## Исходный текст
--- --- ---

"Варвары всегда где-то рядом"

Павловск во время Великой Отечественной войны, 1944 год

Книга о судьбе памятников культуры во время Великой Отечественной войны

В издательстве РОССПЭН вышла книга известного историка Юлии Кантор "Невидимый фронт. Музеи России в 1941–1945 гг."

Книга рассказывает о судьбе музейных ценностей на советских территориях в годы Великой Отечественной войны, но актуальность ее очевидна и сегодня, когда во время военных конфликтов продолжает гибнуть культурное наследие человечества. У всех перед глазами трагические примеры разрушения Северной Пальмиры и христианских памятников Сирии.

--- --- ---

## Исходные данные
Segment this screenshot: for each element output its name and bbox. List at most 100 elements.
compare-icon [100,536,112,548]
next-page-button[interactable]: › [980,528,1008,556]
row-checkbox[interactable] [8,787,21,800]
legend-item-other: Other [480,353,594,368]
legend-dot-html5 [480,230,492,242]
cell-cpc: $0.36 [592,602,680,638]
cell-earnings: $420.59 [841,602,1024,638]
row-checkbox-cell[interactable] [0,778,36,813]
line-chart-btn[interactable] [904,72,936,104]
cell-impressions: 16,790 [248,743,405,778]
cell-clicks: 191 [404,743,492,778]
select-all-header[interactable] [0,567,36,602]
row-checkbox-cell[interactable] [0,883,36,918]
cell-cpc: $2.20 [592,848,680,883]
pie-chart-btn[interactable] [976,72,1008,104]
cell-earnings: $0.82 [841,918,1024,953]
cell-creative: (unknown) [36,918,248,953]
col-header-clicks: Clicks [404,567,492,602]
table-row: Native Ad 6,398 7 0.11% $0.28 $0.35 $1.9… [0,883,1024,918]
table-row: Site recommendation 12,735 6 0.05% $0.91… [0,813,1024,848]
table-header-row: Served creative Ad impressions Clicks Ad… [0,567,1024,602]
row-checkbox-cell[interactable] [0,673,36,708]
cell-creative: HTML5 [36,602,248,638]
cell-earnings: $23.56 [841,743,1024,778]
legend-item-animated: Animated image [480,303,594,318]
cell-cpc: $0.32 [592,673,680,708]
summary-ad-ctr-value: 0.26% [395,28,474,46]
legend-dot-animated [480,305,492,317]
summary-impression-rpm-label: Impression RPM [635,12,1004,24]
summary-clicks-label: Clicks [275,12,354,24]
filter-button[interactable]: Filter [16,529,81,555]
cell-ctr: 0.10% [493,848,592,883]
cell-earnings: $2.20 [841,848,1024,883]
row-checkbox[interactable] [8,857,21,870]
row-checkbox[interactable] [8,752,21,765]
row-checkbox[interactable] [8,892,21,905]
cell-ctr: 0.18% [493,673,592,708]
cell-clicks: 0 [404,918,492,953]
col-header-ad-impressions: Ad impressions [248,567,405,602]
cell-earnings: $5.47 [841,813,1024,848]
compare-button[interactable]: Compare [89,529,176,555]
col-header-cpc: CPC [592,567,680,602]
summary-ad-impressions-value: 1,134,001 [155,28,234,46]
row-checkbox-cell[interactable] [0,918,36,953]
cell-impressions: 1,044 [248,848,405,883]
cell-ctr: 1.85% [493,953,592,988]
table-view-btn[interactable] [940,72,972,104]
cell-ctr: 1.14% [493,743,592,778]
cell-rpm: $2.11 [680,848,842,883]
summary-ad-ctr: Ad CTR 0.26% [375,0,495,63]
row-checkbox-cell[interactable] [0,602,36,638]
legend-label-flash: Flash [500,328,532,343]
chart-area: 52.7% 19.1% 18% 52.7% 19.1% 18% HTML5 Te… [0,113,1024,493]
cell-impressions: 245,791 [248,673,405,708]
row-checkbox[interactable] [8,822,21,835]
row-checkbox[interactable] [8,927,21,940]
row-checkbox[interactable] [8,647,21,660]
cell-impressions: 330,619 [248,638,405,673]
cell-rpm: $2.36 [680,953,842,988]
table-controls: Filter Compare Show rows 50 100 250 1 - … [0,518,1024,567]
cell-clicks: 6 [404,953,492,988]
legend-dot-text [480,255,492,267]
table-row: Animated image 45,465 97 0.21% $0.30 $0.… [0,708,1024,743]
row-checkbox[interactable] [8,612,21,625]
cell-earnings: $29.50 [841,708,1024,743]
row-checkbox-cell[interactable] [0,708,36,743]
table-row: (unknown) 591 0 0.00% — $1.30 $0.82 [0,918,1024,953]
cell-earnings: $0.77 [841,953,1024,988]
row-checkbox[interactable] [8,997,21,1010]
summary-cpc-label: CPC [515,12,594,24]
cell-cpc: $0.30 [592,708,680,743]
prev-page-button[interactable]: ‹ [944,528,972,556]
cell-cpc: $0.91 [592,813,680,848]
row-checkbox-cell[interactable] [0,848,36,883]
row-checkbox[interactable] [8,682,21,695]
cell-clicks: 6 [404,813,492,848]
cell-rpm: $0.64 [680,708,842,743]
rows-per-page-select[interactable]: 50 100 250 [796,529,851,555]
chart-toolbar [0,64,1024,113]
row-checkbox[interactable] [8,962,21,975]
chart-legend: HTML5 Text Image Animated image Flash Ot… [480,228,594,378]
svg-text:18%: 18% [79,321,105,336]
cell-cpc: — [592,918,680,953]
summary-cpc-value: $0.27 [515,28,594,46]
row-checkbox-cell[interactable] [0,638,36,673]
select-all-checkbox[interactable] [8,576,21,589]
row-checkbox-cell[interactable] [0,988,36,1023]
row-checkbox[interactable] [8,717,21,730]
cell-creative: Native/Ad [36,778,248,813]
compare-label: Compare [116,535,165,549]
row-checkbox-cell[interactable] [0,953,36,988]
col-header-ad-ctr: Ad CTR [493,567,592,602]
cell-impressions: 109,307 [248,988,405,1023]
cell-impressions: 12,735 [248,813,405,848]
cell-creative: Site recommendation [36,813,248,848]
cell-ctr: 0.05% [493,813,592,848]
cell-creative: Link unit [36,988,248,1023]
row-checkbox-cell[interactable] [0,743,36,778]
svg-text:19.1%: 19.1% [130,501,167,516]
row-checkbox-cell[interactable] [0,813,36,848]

--- --- ---

## Задания
(A) В каком издательстве, судя по тексту о книге про музеи в годы войны, вышла книга Юлии Кантор?
(B) Процитируйте отрывок из текста о книге про музеи в годы войны: начните с места, где стоят слова «Павловск во время», и остановитесь после слов «христианских памятников Сирии.».

## Ответы
(A) В издательстве РОССПЭН.

(B)
Павловск во время Великой Отечественной войны, 1944 год

Книга о судьбе памятников культуры во время Великой Отечественной войны

В издательстве РОССПЭН вышла книга известного историка Юлии Кантор "Невидимый фронт. Музеи России в 1941–1945 гг."

Книга рассказывает о судьбе музейных ценностей на советских территориях в годы Великой Отечественной войны, но актуальность ее очевидна и сегодня, когда во время военных конфликтов продолжает гибнуть культурное наследие человечества. У всех перед глазами трагические примеры разрушения Северной Пальмиры и христианских памятников Сирии.